**WHAT YOU ARE ASKED TO DO:** Show every line containing "民国日报" by copying it.

**DATASET ROWS:**
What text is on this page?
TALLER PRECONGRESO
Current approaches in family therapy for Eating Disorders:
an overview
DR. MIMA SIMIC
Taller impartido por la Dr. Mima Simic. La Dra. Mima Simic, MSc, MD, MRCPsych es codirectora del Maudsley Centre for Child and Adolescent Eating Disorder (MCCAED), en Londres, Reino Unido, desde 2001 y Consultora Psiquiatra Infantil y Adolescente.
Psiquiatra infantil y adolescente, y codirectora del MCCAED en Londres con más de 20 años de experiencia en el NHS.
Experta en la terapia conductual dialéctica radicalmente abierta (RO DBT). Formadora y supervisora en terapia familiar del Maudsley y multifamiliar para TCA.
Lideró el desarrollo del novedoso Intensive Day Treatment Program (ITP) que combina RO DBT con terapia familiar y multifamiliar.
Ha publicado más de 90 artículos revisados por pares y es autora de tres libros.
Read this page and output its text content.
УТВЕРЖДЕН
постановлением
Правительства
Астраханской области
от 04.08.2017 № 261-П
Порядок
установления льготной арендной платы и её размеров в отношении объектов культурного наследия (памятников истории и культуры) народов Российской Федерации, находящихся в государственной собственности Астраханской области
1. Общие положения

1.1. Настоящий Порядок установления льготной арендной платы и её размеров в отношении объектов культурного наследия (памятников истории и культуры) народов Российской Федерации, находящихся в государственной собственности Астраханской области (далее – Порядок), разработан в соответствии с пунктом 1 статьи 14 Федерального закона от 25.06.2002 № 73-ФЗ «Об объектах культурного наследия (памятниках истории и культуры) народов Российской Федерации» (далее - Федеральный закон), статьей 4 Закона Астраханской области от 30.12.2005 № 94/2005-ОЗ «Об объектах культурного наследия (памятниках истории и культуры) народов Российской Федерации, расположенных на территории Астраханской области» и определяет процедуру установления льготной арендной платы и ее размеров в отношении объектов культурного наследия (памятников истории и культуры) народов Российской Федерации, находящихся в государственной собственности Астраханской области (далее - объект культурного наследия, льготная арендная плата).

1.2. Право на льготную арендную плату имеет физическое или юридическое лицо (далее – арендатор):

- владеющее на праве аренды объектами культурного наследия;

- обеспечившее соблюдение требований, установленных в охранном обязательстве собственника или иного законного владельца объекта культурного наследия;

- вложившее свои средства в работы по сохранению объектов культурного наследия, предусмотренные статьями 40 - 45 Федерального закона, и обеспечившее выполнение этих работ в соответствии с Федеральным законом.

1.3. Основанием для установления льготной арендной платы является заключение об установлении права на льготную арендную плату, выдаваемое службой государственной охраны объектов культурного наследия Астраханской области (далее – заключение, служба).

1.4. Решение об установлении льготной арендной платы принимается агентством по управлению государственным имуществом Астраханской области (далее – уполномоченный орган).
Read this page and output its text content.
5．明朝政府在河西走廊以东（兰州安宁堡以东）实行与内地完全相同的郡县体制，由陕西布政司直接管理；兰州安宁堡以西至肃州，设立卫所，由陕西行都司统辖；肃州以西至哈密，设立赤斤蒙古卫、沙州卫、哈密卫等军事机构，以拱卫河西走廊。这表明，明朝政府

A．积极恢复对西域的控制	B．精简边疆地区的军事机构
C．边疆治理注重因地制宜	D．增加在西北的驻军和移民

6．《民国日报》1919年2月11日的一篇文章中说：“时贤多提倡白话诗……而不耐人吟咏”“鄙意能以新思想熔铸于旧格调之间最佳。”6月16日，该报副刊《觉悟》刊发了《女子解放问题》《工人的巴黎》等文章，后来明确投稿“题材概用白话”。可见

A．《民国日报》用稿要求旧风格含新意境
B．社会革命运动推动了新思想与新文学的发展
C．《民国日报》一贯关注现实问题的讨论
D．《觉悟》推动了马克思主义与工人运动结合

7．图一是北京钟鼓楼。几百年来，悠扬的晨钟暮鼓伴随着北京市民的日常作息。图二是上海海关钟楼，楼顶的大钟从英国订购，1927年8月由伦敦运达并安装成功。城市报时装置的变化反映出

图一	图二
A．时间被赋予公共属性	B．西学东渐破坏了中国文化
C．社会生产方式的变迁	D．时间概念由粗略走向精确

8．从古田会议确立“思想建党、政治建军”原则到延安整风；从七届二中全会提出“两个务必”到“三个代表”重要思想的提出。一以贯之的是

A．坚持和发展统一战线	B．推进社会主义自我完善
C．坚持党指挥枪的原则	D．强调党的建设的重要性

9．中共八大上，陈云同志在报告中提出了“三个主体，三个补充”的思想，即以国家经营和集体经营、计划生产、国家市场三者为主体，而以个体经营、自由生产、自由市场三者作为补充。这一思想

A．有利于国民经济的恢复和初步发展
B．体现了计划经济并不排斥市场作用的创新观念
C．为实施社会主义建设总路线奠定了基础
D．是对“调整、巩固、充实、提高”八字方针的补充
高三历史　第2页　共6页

**THE OUTPUT:**
6．《民国日报》1919年2月11日的一篇文章中说：“时贤多提倡白话诗……而不耐人吟咏”“鄙意能以新思想熔铸于旧格调之间最佳。”6月16日，该报副刊《觉悟》刊发了《女子解放问题》《工人的巴黎》等文章，后来明确投稿“题材概用白话”。可见
A．《民国日报》用稿要求旧风格含新意境
C．《民国日报》一贯关注现实问题的讨论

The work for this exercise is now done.